▶ **WORK REQUIRED**
Type out every line below exactly as it reads.

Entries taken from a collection
##########

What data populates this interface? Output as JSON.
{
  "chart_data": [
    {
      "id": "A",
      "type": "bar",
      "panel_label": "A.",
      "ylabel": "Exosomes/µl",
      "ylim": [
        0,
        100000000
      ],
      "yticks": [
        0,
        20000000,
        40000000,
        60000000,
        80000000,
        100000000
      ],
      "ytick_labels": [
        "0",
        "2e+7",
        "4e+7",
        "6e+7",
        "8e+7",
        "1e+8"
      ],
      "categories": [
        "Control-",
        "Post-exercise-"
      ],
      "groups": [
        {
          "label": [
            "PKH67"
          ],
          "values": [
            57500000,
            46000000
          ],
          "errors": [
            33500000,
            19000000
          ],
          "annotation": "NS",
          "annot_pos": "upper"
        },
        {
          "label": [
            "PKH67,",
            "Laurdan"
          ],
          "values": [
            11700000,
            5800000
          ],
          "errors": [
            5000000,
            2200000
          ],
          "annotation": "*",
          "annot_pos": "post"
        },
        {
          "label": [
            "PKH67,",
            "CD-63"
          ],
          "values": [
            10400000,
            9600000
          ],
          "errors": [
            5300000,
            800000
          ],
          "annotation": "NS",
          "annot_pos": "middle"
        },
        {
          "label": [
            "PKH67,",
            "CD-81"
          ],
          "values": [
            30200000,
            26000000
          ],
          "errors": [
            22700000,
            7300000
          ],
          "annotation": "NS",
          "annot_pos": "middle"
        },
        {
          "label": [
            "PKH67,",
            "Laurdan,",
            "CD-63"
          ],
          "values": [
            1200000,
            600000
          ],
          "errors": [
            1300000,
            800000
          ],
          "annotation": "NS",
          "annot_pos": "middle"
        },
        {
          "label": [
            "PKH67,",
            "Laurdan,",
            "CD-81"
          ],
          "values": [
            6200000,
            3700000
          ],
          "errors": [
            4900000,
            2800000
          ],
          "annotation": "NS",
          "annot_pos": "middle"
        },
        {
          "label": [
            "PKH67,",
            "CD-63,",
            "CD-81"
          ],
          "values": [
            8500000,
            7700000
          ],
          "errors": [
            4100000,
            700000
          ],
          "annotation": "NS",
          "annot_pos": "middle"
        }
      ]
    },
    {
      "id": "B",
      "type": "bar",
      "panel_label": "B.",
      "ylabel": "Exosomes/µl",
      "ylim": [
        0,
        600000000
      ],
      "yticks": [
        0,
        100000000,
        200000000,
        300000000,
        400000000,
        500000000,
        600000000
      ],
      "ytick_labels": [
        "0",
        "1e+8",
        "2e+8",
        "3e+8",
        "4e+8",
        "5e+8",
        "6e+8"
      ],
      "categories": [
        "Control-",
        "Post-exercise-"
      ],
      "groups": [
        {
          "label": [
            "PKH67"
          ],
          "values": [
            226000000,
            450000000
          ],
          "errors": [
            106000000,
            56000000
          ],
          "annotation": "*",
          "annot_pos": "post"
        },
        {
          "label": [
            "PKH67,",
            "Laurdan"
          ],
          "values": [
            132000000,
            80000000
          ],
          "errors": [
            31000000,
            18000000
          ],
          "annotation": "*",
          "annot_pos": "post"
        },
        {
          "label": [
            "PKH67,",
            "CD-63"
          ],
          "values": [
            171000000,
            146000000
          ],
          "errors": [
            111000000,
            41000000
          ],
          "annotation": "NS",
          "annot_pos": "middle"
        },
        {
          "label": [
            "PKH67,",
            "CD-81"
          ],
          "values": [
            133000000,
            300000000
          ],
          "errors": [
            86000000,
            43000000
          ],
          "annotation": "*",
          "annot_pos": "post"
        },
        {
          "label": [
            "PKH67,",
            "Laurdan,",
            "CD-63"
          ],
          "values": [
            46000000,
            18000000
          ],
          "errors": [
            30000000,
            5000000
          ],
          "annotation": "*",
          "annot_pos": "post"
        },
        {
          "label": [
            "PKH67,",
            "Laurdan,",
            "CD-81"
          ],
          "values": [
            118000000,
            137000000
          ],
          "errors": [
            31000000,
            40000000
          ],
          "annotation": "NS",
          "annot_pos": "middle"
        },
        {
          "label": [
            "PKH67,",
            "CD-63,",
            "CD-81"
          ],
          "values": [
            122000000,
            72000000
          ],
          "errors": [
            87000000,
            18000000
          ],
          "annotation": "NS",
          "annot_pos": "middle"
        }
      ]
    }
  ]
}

##########

▶ **WORKED ANSWER**
What data populates this interface? Output as JSON.
{
  "chart_data": [
    {
      "id": "A",
      "type": "bar",
      "panel_label": "A.",
      "ylabel": "Exosomes/µl",
      "ylim": [
        0,
        100000000
      ],
      "yticks": [
        0,
        20000000,
        40000000,
        60000000,
        80000000,
        100000000
      ],
      "ytick_labels": [
        "0",
        "2e+7",
        "4e+7",
        "6e+7",
        "8e+7",
        "1e+8"
      ],
      "categories": [
        "Control-",
        "Post-exercise-"
      ],
      "groups": [
        {
          "label": [
            "PKH67"
          ],
          "values": [
            57500000,
            46000000
          ],
          "errors": [
            33500000,
            19000000
          ],
          "annotation": "NS",
          "annot_pos": "upper"
        },
        {
          "label": [
            "PKH67,",
            "Laurdan"
          ],
          "values": [
            11700000,
            5800000
          ],
          "errors": [
            5000000,
            2200000
          ],
          "annotation": "*",
          "annot_pos": "post"
        },
        {
          "label": [
            "PKH67,",
            "CD-63"
          ],
          "values": [
            10400000,
            9600000
          ],
          "errors": [
            5300000,
            800000
          ],
          "annotation": "NS",
          "annot_pos": "middle"
        },
        {
          "label": [
            "PKH67,",
            "CD-81"
          ],
          "values": [
            30200000,
            26000000
          ],
          "errors": [
            22700000,
            7300000
          ],
          "annotation": "NS",
          "annot_pos": "middle"
        },
        {
          "label": [
            "PKH67,",
            "Laurdan,",
            "CD-63"
          ],
          "values": [
            1200000,
            600000
          ],
          "errors": [
            1300000,
            800000
          ],
          "annotation": "NS",
          "annot_pos": "middle"
        },
        {
          "label": [
            "PKH67,",
            "Laurdan,",
            "CD-81"
          ],
          "values": [
            6200000,
            3700000
          ],
          "errors": [
            4900000,
            2800000
          ],
          "annotation": "NS",
          "annot_pos": "middle"
        },
        {
          "label": [
            "PKH67,",
            "CD-63,",
            "CD-81"
          ],
          "values": [
            8500000,
            7700000
          ],
          "errors": [
            4100000,
            700000
          ],
          "annotation": "NS",
          "annot_pos": "middle"
        }
      ]
    },
    {
      "id": "B",
      "type": "bar",
      "panel_label": "B.",
      "ylabel": "Exosomes/µl",
      "ylim": [
        0,
        600000000
      ],
      "yticks": [
        0,
        100000000,
        200000000,
        300000000,
        400000000,
        500000000,
        600000000
      ],
      "ytick_labels": [
        "0",
        "1e+8",
        "2e+8",
        "3e+8",
        "4e+8",
        "5e+8",
        "6e+8"
      ],
      "categories": [
        "Control-",
        "Post-exercise-"
      ],
      "groups": [
        {
          "label": [
            "PKH67"
          ],
          "values": [
            226000000,
            450000000
          ],
          "errors": [
            106000000,
            56000000
          ],
          "annotation": "*",
          "annot_pos": "post"
        },
        {
          "label": [
            "PKH67,",
            "Laurdan"
          ],
          "values": [
            132000000,
            80000000
          ],
          "errors": [
            31000000,
            18000000
          ],
          "annotation": "*",
          "annot_pos": "post"
        },
        {
          "label": [
            "PKH67,",
            "CD-63"
          ],
          "values": [
            171000000,
            146000000
          ],
          "errors": [
            111000000,
            41000000
          ],
          "annotation": "NS",
          "annot_pos": "middle"
        },
        {
          "label": [
            "PKH67,",
            "CD-81"
          ],
          "values": [
            133000000,
            300000000
          ],
          "errors": [
            86000000,
            43000000
          ],
          "annotation": "*",
          "annot_pos": "post"
        },
        {
          "label": [
            "PKH67,",
            "Laurdan,",
            "CD-63"
          ],
          "values": [
            46000000,
            18000000
          ],
          "errors": [
            30000000,
            5000000
          ],
          "annotation": "*",
          "annot_pos": "post"
        },
        {
          "label": [
            "PKH67,",
            "Laurdan,",
            "CD-81"
          ],
          "values": [
            118000000,
            137000000
          ],
          "errors": [
            31000000,
            40000000
          ],
          "annotation": "NS",
          "annot_pos": "middle"
        },
        {
          "label": [
            "PKH67,",
            "CD-63,",
            "CD-81"
          ],
          "values": [
            122000000,
            72000000
          ],
          "errors": [
            87000000,
            18000000
          ],
          "annotation": "NS",
          "annot_pos": "middle"
        }
      ]
    }
  ]
}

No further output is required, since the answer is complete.